> _Exercise prompt_
Look through the data below. Show each line where the string "三个代表的科学内涵" occurs.

> _Given information_
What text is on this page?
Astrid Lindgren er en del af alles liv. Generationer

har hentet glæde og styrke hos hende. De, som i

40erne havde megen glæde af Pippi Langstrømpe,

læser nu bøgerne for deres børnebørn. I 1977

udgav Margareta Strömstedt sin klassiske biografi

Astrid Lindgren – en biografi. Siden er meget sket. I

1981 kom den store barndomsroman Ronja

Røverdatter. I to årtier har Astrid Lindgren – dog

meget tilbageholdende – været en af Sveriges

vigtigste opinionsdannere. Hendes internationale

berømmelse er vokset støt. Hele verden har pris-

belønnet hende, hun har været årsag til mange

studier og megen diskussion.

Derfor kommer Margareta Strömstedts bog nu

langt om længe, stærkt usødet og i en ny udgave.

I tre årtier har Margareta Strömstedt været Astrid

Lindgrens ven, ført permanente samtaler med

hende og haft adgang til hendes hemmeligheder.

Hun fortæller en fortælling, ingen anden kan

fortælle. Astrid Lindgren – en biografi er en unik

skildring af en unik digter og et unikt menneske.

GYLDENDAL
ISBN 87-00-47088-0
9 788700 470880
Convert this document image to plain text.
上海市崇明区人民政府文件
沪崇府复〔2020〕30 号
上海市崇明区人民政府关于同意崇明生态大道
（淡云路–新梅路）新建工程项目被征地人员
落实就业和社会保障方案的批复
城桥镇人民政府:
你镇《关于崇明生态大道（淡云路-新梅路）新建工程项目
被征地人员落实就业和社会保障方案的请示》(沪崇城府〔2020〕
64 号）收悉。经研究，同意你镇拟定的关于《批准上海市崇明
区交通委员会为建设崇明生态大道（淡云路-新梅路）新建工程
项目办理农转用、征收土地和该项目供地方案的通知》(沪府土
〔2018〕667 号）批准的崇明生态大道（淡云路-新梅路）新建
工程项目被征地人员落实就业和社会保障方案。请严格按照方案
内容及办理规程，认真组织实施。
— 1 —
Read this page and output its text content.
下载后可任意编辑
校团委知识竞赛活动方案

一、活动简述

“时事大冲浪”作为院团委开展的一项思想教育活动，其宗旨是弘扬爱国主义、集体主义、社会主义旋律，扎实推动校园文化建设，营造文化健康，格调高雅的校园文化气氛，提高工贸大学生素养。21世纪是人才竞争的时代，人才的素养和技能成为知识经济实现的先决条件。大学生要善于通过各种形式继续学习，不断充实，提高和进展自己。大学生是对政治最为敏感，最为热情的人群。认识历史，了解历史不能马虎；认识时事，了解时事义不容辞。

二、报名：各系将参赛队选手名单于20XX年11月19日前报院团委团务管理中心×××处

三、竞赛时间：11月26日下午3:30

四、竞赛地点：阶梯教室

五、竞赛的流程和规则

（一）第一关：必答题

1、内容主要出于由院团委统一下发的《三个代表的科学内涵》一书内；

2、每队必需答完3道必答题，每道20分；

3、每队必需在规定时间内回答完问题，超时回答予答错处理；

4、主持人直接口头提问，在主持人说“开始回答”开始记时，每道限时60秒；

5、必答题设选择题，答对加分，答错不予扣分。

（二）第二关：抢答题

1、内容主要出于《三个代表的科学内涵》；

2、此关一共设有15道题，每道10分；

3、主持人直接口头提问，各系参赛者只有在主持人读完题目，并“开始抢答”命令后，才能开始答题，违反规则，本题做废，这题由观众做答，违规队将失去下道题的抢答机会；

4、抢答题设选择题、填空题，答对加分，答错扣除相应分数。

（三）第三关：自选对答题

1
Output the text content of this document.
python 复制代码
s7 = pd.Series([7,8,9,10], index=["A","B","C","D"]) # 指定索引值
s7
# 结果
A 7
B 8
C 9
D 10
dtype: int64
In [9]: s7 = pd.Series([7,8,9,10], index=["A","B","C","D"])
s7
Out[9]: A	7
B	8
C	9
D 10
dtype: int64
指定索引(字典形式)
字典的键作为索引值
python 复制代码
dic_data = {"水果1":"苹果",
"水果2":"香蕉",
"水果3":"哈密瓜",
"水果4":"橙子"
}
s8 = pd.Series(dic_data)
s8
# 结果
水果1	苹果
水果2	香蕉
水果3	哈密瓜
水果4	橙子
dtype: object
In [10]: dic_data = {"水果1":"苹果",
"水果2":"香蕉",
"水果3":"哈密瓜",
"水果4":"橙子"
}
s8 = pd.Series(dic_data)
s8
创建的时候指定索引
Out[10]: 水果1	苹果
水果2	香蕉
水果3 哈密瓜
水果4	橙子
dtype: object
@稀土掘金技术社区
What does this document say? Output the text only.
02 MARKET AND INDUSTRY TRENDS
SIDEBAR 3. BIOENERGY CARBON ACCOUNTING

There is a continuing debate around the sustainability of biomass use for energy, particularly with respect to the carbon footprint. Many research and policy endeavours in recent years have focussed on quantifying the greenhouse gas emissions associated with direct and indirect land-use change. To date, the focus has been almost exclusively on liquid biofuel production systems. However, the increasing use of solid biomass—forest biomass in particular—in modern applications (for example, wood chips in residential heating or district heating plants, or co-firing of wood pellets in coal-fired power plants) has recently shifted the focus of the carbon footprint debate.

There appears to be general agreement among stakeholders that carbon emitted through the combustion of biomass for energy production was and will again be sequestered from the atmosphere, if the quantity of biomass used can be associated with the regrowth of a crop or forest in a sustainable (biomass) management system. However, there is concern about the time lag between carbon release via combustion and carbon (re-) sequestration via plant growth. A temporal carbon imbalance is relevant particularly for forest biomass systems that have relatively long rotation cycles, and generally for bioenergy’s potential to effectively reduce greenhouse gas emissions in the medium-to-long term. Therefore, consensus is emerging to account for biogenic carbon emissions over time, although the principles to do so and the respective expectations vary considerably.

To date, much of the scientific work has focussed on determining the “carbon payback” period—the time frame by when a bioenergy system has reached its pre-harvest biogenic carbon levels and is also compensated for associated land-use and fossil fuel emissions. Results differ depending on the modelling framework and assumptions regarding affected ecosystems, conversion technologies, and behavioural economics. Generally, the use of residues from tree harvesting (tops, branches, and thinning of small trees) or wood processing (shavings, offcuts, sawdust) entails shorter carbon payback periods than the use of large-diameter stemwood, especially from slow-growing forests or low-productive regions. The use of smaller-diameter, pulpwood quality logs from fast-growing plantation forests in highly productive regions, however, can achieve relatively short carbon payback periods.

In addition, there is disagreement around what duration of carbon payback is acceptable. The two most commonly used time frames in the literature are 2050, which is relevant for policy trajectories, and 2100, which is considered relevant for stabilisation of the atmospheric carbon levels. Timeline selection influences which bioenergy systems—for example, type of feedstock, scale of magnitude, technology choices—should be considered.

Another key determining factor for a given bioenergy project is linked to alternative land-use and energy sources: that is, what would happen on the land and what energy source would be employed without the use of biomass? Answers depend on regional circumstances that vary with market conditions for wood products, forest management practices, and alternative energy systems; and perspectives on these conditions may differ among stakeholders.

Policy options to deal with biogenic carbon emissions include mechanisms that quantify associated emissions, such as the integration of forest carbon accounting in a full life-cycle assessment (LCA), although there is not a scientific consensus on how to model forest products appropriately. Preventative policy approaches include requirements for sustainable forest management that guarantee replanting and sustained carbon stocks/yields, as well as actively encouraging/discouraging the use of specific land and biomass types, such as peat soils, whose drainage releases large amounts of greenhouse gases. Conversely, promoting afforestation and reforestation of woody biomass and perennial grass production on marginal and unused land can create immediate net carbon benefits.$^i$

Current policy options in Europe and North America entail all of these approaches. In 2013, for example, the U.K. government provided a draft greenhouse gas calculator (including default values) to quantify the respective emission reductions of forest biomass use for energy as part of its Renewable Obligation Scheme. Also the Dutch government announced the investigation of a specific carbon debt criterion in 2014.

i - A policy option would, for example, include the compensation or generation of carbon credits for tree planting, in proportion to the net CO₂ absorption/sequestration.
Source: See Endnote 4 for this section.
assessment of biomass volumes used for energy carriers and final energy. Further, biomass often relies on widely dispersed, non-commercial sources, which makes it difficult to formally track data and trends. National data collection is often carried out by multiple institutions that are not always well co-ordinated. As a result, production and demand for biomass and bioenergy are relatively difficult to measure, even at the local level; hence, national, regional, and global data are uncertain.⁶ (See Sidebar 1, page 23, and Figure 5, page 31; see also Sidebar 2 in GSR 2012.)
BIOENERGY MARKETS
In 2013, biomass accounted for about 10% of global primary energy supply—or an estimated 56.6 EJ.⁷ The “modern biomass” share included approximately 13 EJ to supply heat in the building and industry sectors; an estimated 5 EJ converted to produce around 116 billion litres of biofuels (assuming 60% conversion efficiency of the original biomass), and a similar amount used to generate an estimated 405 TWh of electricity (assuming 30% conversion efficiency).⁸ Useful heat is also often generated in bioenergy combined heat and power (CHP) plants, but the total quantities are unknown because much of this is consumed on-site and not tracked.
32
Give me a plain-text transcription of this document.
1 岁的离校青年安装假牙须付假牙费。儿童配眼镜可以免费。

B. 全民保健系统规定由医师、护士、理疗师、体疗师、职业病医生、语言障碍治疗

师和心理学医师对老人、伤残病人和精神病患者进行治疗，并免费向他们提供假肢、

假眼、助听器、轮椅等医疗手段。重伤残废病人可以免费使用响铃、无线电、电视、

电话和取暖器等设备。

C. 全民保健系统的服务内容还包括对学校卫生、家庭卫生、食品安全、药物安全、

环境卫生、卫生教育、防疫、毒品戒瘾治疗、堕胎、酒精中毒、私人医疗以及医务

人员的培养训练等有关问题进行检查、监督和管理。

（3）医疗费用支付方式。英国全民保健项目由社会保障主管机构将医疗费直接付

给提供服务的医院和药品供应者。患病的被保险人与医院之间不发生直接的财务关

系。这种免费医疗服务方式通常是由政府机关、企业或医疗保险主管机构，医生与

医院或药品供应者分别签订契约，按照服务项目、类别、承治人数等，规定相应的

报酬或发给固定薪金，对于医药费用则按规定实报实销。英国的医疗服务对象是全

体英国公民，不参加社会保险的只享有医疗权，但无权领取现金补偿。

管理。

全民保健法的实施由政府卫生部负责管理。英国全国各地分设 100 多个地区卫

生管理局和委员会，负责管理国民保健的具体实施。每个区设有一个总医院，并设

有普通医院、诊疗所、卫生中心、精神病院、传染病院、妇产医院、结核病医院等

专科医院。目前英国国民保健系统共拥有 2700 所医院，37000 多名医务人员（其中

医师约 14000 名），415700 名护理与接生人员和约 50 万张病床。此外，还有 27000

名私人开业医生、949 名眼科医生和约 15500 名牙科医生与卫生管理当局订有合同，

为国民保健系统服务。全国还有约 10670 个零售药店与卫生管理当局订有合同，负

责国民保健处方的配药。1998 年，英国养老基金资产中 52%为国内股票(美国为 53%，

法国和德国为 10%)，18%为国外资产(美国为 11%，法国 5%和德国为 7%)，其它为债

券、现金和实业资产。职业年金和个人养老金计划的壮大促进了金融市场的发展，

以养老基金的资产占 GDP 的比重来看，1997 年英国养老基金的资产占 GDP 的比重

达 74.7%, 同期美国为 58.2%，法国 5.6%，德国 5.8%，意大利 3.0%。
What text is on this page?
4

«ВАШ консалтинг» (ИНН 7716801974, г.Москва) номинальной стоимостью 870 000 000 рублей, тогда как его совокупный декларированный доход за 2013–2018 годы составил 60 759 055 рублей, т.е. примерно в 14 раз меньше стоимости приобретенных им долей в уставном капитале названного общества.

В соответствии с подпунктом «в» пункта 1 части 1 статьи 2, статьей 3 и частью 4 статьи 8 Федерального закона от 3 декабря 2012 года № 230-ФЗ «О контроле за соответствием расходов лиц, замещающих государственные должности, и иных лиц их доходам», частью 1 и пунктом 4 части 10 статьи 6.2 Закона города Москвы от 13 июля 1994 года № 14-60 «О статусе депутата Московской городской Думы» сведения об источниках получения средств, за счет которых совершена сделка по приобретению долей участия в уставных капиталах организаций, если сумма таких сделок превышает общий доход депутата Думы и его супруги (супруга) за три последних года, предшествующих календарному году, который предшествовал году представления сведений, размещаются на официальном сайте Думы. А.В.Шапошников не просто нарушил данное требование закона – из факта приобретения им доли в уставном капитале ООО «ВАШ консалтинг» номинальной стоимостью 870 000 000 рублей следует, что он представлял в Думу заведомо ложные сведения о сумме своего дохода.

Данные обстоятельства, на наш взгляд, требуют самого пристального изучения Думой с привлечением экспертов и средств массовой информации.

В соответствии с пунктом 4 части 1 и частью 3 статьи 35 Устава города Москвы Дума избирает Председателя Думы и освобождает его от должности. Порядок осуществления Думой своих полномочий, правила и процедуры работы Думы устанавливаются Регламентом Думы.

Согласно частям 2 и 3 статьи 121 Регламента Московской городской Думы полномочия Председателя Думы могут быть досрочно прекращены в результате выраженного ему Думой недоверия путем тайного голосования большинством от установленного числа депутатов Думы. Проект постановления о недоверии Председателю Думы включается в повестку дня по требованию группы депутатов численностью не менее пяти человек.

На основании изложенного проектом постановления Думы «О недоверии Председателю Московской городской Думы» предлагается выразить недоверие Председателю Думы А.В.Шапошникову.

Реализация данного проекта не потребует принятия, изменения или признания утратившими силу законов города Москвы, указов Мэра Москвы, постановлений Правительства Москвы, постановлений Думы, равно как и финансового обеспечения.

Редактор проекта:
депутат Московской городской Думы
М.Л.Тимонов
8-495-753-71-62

> _Problem solution_
1、内容主要出于由院团委统一下发的《三个代表的科学内涵》一书内；
1、内容主要出于《三个代表的科学内涵》；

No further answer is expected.